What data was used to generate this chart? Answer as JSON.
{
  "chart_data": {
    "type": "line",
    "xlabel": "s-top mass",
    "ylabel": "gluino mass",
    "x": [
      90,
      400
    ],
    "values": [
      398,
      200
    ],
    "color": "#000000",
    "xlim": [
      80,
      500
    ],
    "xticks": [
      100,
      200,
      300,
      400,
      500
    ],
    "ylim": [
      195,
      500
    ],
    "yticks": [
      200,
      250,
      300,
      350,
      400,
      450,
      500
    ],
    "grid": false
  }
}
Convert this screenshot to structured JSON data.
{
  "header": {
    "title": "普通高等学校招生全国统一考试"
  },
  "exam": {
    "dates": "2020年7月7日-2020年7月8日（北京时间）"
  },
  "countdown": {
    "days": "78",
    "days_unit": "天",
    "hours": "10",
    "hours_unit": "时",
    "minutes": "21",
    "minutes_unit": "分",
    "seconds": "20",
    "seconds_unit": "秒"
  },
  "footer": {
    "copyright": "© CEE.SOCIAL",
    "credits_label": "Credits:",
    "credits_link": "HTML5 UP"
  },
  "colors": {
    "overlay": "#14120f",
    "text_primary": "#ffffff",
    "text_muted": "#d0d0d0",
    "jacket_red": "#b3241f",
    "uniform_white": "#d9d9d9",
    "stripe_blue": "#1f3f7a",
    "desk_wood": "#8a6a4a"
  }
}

########################################

## WHAT IS ASKED
Every entry above should be retyped exactly as shown.

## RESULT OF THE EXERCISE
What data was used to generate this chart? Answer as JSON.
{
  "chart_data": {
    "type": "line",
    "xlabel": "s-top mass",
    "ylabel": "gluino mass",
    "x": [
      90,
      400
    ],
    "values": [
      398,
      200
    ],
    "color": "#000000",
    "xlim": [
      80,
      500
    ],
    "xticks": [
      100,
      200,
      300,
      400,
      500
    ],
    "ylim": [
      195,
      500
    ],
    "yticks": [
      200,
      250,
      300,
      350,
      400,
      450,
      500
    ],
    "grid": false
  }
}
Convert this screenshot to structured JSON data.
{
  "header": {
    "title": "普通高等学校招生全国统一考试"
  },
  "exam": {
    "dates": "2020年7月7日-2020年7月8日（北京时间）"
  },
  "countdown": {
    "days": "78",
    "days_unit": "天",
    "hours": "10",
    "hours_unit": "时",
    "minutes": "21",
    "minutes_unit": "分",
    "seconds": "20",
    "seconds_unit": "秒"
  },
  "footer": {
    "copyright": "© CEE.SOCIAL",
    "credits_label": "Credits:",
    "credits_link": "HTML5 UP"
  },
  "colors": {
    "overlay": "#14120f",
    "text_primary": "#ffffff",
    "text_muted": "#d0d0d0",
    "jacket_red": "#b3241f",
    "uniform_white": "#d9d9d9",
    "stripe_blue": "#1f3f7a",
    "desk_wood": "#8a6a4a"
  }
}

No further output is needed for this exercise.